WRITTEN PROBLEM. Reproduce the data exactly.

MATERIAL PROVIDED.
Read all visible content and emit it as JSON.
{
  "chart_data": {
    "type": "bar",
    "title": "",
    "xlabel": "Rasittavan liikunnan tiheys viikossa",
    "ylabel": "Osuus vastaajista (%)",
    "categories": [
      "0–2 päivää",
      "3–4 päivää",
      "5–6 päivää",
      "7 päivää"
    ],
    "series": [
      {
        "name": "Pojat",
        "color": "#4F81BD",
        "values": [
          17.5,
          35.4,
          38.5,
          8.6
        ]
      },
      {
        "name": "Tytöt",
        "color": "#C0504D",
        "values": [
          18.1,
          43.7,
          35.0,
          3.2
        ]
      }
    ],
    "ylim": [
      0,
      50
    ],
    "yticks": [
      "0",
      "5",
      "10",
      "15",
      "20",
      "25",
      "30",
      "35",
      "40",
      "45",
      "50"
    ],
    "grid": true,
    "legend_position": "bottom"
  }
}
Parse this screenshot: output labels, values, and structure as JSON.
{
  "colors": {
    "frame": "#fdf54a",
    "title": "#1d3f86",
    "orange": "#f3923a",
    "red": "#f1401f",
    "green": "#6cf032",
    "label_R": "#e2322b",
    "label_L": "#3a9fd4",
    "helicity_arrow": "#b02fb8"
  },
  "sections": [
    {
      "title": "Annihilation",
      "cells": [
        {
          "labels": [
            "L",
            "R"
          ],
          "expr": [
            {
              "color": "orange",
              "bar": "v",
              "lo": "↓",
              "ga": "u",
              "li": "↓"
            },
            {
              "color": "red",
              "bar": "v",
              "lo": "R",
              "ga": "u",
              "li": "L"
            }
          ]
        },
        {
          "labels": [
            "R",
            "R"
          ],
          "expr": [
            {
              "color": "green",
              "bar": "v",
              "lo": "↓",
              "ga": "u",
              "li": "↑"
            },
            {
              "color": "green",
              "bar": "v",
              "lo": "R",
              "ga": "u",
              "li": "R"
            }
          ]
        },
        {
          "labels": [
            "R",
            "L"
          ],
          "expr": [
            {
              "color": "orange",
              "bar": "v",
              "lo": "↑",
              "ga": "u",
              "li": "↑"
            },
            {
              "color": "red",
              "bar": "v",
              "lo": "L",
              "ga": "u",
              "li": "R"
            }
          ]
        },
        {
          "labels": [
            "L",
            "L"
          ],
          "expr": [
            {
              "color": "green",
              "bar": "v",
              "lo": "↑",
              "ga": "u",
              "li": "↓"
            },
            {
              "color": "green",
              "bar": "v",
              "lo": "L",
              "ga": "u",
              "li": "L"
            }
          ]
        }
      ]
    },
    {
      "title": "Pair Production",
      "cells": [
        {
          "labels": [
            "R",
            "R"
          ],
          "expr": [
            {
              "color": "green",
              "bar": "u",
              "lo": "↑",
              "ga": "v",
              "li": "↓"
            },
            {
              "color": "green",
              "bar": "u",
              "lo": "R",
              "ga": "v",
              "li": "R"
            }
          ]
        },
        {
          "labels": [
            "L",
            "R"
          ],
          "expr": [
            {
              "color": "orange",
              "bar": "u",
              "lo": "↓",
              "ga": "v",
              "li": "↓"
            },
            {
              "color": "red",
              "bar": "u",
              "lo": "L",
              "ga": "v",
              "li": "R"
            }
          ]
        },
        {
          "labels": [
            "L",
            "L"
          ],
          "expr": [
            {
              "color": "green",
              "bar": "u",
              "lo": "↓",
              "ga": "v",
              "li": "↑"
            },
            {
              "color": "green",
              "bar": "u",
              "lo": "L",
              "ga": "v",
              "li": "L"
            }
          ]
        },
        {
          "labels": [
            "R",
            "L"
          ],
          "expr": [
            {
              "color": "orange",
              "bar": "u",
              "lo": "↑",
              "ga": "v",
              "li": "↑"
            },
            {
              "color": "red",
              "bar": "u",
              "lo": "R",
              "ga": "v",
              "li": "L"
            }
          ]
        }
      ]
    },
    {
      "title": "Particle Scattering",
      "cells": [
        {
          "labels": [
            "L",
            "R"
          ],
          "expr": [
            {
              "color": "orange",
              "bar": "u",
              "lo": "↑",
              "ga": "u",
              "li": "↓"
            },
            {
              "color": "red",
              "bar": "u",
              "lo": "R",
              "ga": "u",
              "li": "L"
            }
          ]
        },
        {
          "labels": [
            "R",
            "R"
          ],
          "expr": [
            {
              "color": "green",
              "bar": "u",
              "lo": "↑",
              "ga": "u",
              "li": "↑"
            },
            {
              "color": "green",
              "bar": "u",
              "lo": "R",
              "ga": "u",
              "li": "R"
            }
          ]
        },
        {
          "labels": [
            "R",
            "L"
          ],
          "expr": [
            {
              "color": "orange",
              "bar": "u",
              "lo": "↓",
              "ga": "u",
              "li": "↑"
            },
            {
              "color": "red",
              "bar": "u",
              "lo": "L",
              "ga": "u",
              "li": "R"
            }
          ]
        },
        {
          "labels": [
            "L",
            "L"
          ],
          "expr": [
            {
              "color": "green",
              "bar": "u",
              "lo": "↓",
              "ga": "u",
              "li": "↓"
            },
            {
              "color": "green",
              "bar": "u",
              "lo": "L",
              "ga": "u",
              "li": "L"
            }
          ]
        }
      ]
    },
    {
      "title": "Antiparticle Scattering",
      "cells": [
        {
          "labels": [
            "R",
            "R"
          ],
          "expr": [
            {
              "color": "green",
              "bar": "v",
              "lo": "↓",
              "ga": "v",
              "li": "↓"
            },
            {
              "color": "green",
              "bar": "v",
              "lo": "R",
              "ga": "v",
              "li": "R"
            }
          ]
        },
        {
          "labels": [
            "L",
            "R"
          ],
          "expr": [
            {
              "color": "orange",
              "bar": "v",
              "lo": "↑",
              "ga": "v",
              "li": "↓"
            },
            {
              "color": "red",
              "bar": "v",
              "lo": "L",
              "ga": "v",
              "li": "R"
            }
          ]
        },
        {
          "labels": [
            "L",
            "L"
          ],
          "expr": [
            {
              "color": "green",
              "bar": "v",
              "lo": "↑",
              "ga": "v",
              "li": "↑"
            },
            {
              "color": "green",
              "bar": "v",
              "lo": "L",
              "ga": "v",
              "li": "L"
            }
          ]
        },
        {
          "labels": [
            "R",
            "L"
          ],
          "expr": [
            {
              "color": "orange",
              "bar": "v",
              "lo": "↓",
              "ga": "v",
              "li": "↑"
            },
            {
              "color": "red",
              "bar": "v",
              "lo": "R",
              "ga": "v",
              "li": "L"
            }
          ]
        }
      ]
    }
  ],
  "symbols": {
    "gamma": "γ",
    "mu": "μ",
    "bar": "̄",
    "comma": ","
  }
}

SOLUTION TO THIS TASK.
Read all visible content and emit it as JSON.
{
  "chart_data": {
    "type": "bar",
    "title": "",
    "xlabel": "Rasittavan liikunnan tiheys viikossa",
    "ylabel": "Osuus vastaajista (%)",
    "categories": [
      "0–2 päivää",
      "3–4 päivää",
      "5–6 päivää",
      "7 päivää"
    ],
    "series": [
      {
        "name": "Pojat",
        "color": "#4F81BD",
        "values": [
          17.5,
          35.4,
          38.5,
          8.6
        ]
      },
      {
        "name": "Tytöt",
        "color": "#C0504D",
        "values": [
          18.1,
          43.7,
          35.0,
          3.2
        ]
      }
    ],
    "ylim": [
      0,
      50
    ],
    "yticks": [
      "0",
      "5",
      "10",
      "15",
      "20",
      "25",
      "30",
      "35",
      "40",
      "45",
      "50"
    ],
    "grid": true,
    "legend_position": "bottom"
  }
}
Parse this screenshot: output labels, values, and structure as JSON.
{
  "colors": {
    "frame": "#fdf54a",
    "title": "#1d3f86",
    "orange": "#f3923a",
    "red": "#f1401f",
    "green": "#6cf032",
    "label_R": "#e2322b",
    "label_L": "#3a9fd4",
    "helicity_arrow": "#b02fb8"
  },
  "sections": [
    {
      "title": "Annihilation",
      "cells": [
        {
          "labels": [
            "L",
            "R"
          ],
          "expr": [
            {
              "color": "orange",
              "bar": "v",
              "lo": "↓",
              "ga": "u",
              "li": "↓"
            },
            {
              "color": "red",
              "bar": "v",
              "lo": "R",
              "ga": "u",
              "li": "L"
            }
          ]
        },
        {
          "labels": [
            "R",
            "R"
          ],
          "expr": [
            {
              "color": "green",
              "bar": "v",
              "lo": "↓",
              "ga": "u",
              "li": "↑"
            },
            {
              "color": "green",
              "bar": "v",
              "lo": "R",
              "ga": "u",
              "li": "R"
            }
          ]
        },
        {
          "labels": [
            "R",
            "L"
          ],
          "expr": [
            {
              "color": "orange",
              "bar": "v",
              "lo": "↑",
              "ga": "u",
              "li": "↑"
            },
            {
              "color": "red",
              "bar": "v",
              "lo": "L",
              "ga": "u",
              "li": "R"
            }
          ]
        },
        {
          "labels": [
            "L",
            "L"
          ],
          "expr": [
            {
              "color": "green",
              "bar": "v",
              "lo": "↑",
              "ga": "u",
              "li": "↓"
            },
            {
              "color": "green",
              "bar": "v",
              "lo": "L",
              "ga": "u",
              "li": "L"
            }
          ]
        }
      ]
    },
    {
      "title": "Pair Production",
      "cells": [
        {
          "labels": [
            "R",
            "R"
          ],
          "expr": [
            {
              "color": "green",
              "bar": "u",
              "lo": "↑",
              "ga": "v",
              "li": "↓"
            },
            {
              "color": "green",
              "bar": "u",
              "lo": "R",
              "ga": "v",
              "li": "R"
            }
          ]
        },
        {
          "labels": [
            "L",
            "R"
          ],
          "expr": [
            {
              "color": "orange",
              "bar": "u",
              "lo": "↓",
              "ga": "v",
              "li": "↓"
            },
            {
              "color": "red",
              "bar": "u",
              "lo": "L",
              "ga": "v",
              "li": "R"
            }
          ]
        },
        {
          "labels": [
            "L",
            "L"
          ],
          "expr": [
            {
              "color": "green",
              "bar": "u",
              "lo": "↓",
              "ga": "v",
              "li": "↑"
            },
            {
              "color": "green",
              "bar": "u",
              "lo": "L",
              "ga": "v",
              "li": "L"
            }
          ]
        },
        {
          "labels": [
            "R",
            "L"
          ],
          "expr": [
            {
              "color": "orange",
              "bar": "u",
              "lo": "↑",
              "ga": "v",
              "li": "↑"
            },
            {
              "color": "red",
              "bar": "u",
              "lo": "R",
              "ga": "v",
              "li": "L"
            }
          ]
        }
      ]
    },
    {
      "title": "Particle Scattering",
      "cells": [
        {
          "labels": [
            "L",
            "R"
          ],
          "expr": [
            {
              "color": "orange",
              "bar": "u",
              "lo": "↑",
              "ga": "u",
              "li": "↓"
            },
            {
              "color": "red",
              "bar": "u",
              "lo": "R",
              "ga": "u",
              "li": "L"
            }
          ]
        },
        {
          "labels": [
            "R",
            "R"
          ],
          "expr": [
            {
              "color": "green",
              "bar": "u",
              "lo": "↑",
              "ga": "u",
              "li": "↑"
            },
            {
              "color": "green",
              "bar": "u",
              "lo": "R",
              "ga": "u",
              "li": "R"
            }
          ]
        },
        {
          "labels": [
            "R",
            "L"
          ],
          "expr": [
            {
              "color": "orange",
              "bar": "u",
              "lo": "↓",
              "ga": "u",
              "li": "↑"
            },
            {
              "color": "red",
              "bar": "u",
              "lo": "L",
              "ga": "u",
              "li": "R"
            }
          ]
        },
        {
          "labels": [
            "L",
            "L"
          ],
          "expr": [
            {
              "color": "green",
              "bar": "u",
              "lo": "↓",
              "ga": "u",
              "li": "↓"
            },
            {
              "color": "green",
              "bar": "u",
              "lo": "L",
              "ga": "u",
              "li": "L"
            }
          ]
        }
      ]
    },
    {
      "title": "Antiparticle Scattering",
      "cells": [
        {
          "labels": [
            "R",
            "R"
          ],
          "expr": [
            {
              "color": "green",
              "bar": "v",
              "lo": "↓",
              "ga": "v",
              "li": "↓"
            },
            {
              "color": "green",
              "bar": "v",
              "lo": "R",
              "ga": "v",
              "li": "R"
            }
          ]
        },
        {
          "labels": [
            "L",
            "R"
          ],
          "expr": [
            {
              "color": "orange",
              "bar": "v",
              "lo": "↑",
              "ga": "v",
              "li": "↓"
            },
            {
              "color": "red",
              "bar": "v",
              "lo": "L",
              "ga": "v",
              "li": "R"
            }
          ]
        },
        {
          "labels": [
            "L",
            "L"
          ],
          "expr": [
            {
              "color": "green",
              "bar": "v",
              "lo": "↑",
              "ga": "v",
              "li": "↑"
            },
            {
              "color": "green",
              "bar": "v",
              "lo": "L",
              "ga": "v",
              "li": "L"
            }
          ]
        },
        {
          "labels": [
            "R",
            "L"
          ],
          "expr": [
            {
              "color": "orange",
              "bar": "v",
              "lo": "↓",
              "ga": "v",
              "li": "↑"
            },
            {
              "color": "red",
              "bar": "v",
              "lo": "R",
              "ga": "v",
              "li": "L"
            }
          ]
        }
      ]
    }
  ],
  "symbols": {
    "gamma": "γ",
    "mu": "μ",
    "bar": "̄",
    "comma": ","
  }
}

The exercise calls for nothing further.